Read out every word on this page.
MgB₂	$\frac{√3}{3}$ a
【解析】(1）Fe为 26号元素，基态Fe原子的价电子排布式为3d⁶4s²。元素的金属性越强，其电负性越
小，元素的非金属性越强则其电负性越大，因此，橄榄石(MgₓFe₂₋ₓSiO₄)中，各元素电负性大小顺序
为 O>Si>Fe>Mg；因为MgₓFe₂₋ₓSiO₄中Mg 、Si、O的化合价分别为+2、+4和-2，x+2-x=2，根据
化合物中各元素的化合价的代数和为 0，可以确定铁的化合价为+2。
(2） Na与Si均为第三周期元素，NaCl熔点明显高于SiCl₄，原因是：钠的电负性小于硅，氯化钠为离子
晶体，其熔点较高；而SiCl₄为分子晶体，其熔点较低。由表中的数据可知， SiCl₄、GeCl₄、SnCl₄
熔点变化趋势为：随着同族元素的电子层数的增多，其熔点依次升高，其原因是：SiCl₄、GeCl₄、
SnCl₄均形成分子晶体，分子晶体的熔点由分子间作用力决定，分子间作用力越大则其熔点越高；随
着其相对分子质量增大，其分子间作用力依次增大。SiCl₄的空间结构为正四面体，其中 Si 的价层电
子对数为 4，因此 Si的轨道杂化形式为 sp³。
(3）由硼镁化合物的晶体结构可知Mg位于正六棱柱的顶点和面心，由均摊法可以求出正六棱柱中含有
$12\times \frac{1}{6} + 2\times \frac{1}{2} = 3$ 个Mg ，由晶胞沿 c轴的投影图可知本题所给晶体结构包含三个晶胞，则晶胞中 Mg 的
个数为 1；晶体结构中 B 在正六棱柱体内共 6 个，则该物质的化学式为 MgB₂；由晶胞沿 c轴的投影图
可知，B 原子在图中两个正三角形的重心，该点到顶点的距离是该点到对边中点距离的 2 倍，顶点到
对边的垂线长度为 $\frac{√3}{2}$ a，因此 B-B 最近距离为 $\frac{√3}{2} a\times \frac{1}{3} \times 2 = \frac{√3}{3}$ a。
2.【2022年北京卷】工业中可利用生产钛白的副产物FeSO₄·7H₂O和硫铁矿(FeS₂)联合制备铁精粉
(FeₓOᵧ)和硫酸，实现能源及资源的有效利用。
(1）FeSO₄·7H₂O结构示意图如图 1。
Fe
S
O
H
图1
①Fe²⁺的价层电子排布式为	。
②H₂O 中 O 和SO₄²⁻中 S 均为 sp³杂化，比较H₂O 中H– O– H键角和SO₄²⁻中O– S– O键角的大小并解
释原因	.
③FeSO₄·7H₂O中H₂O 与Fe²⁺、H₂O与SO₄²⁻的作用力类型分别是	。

==

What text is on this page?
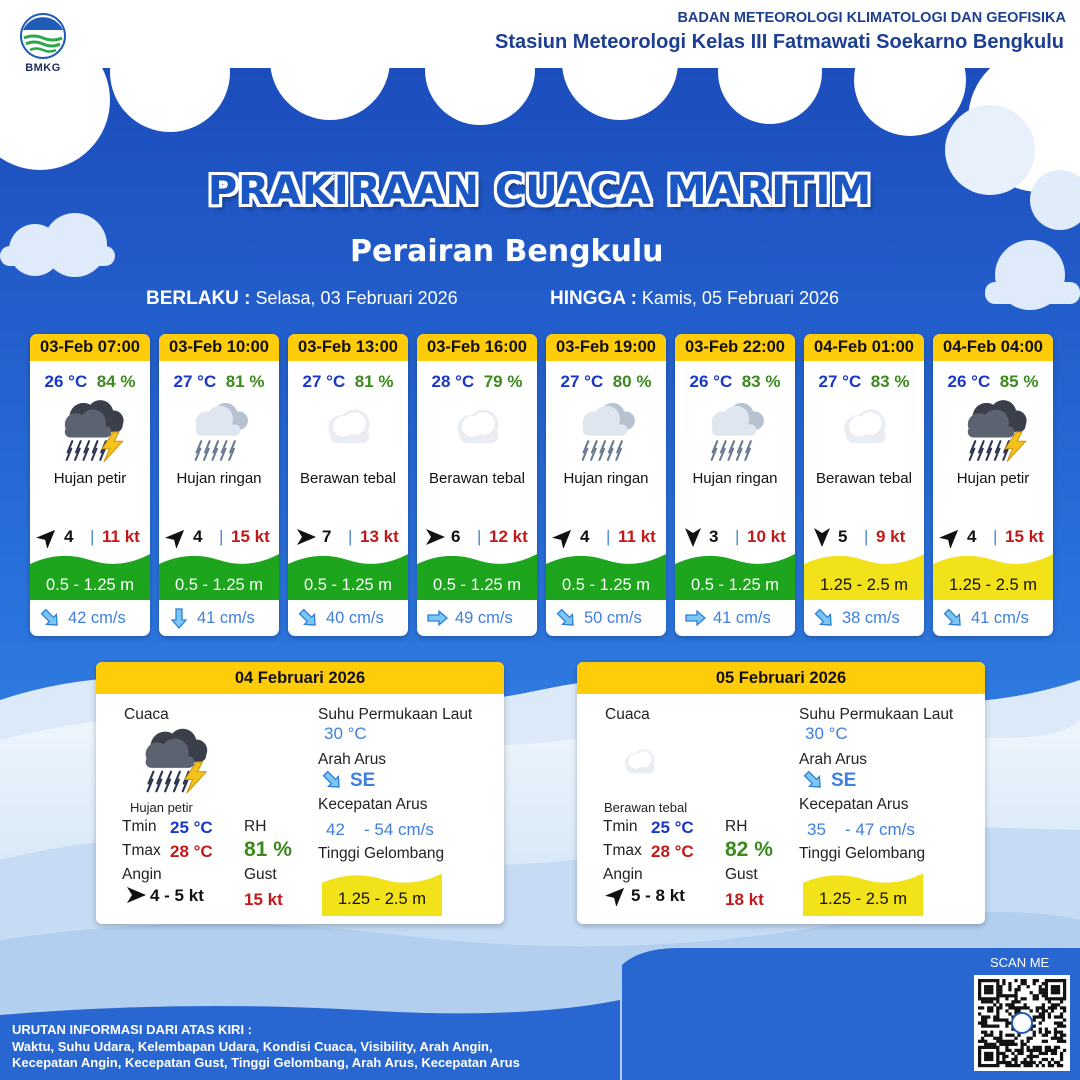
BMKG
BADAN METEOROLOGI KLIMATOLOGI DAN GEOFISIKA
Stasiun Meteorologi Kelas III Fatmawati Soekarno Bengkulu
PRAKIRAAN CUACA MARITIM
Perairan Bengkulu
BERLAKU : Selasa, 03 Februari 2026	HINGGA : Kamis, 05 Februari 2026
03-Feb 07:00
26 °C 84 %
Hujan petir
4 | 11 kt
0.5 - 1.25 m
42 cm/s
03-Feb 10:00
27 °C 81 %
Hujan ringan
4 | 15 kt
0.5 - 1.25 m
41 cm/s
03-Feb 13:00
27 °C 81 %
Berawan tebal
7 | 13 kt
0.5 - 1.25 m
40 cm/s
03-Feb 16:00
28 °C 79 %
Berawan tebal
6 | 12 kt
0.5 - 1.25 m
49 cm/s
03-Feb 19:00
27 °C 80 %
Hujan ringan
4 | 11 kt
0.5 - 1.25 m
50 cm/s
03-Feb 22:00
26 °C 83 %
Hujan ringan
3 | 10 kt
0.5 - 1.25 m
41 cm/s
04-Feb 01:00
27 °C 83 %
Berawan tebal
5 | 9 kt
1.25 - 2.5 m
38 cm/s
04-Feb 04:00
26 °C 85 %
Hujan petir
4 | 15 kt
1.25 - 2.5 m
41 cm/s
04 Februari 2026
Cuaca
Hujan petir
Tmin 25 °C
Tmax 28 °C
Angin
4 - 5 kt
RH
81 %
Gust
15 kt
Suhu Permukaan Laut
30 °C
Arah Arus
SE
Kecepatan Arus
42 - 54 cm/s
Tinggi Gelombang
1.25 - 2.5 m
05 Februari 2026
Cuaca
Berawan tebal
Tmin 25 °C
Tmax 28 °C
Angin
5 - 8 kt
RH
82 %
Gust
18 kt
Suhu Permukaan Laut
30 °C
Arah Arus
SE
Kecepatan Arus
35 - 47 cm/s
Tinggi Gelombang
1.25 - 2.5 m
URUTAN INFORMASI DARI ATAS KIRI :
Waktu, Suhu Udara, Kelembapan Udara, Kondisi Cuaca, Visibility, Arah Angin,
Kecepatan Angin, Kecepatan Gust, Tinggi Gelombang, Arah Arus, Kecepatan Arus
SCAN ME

EXERCISE DIRECTIONS → Show every line from the entries above in which the word "frac" appears.

REPLY →
MgB₂	$\frac{√3}{3}$ a
$12\times \frac{1}{6} + 2\times \frac{1}{2} = 3$ 个Mg ，由晶胞沿 c轴的投影图可知本题所给晶体结构包含三个晶胞，则晶胞中 Mg 的
对边的垂线长度为 $\frac{√3}{2}$ a，因此 B-B 最近距离为 $\frac{√3}{2} a\times \frac{1}{3} \times 2 = \frac{√3}{3}$ a。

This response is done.